EXCERPTED RECORDS —
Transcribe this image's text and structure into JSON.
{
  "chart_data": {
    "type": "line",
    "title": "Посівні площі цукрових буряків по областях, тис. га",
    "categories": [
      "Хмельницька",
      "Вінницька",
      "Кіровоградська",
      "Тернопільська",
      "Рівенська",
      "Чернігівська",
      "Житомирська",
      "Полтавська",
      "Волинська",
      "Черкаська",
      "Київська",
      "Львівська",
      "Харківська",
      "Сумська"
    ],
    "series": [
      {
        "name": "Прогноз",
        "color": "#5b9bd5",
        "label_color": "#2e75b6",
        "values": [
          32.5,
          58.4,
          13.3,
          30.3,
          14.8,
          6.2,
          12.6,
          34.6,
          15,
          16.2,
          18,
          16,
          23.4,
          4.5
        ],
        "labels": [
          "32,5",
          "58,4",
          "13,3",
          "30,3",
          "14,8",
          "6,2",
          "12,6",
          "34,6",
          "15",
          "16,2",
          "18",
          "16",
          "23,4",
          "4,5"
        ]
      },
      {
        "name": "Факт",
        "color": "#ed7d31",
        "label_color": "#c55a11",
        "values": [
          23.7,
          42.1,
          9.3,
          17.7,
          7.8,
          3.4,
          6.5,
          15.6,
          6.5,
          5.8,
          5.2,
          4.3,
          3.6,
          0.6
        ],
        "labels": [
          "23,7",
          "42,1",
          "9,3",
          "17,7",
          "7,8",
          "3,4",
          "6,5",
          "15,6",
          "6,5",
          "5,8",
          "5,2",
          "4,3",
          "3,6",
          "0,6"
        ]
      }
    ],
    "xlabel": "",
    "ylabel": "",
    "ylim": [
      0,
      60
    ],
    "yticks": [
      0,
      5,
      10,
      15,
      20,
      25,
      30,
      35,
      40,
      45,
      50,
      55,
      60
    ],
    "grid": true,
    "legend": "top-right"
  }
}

EXERCISE —
Above are some records. Print them all exactly.

FINISHED TASK —
Transcribe this image's text and structure into JSON.
{
  "chart_data": {
    "type": "line",
    "title": "Посівні площі цукрових буряків по областях, тис. га",
    "categories": [
      "Хмельницька",
      "Вінницька",
      "Кіровоградська",
      "Тернопільська",
      "Рівенська",
      "Чернігівська",
      "Житомирська",
      "Полтавська",
      "Волинська",
      "Черкаська",
      "Київська",
      "Львівська",
      "Харківська",
      "Сумська"
    ],
    "series": [
      {
        "name": "Прогноз",
        "color": "#5b9bd5",
        "label_color": "#2e75b6",
        "values": [
          32.5,
          58.4,
          13.3,
          30.3,
          14.8,
          6.2,
          12.6,
          34.6,
          15,
          16.2,
          18,
          16,
          23.4,
          4.5
        ],
        "labels": [
          "32,5",
          "58,4",
          "13,3",
          "30,3",
          "14,8",
          "6,2",
          "12,6",
          "34,6",
          "15",
          "16,2",
          "18",
          "16",
          "23,4",
          "4,5"
        ]
      },
      {
        "name": "Факт",
        "color": "#ed7d31",
        "label_color": "#c55a11",
        "values": [
          23.7,
          42.1,
          9.3,
          17.7,
          7.8,
          3.4,
          6.5,
          15.6,
          6.5,
          5.8,
          5.2,
          4.3,
          3.6,
          0.6
        ],
        "labels": [
          "23,7",
          "42,1",
          "9,3",
          "17,7",
          "7,8",
          "3,4",
          "6,5",
          "15,6",
          "6,5",
          "5,8",
          "5,2",
          "4,3",
          "3,6",
          "0,6"
        ]
      }
    ],
    "xlabel": "",
    "ylabel": "",
    "ylim": [
      0,
      60
    ],
    "yticks": [
      0,
      5,
      10,
      15,
      20,
      25,
      30,
      35,
      40,
      45,
      50,
      55,
      60
    ],
    "grid": true,
    "legend": "top-right"
  }
}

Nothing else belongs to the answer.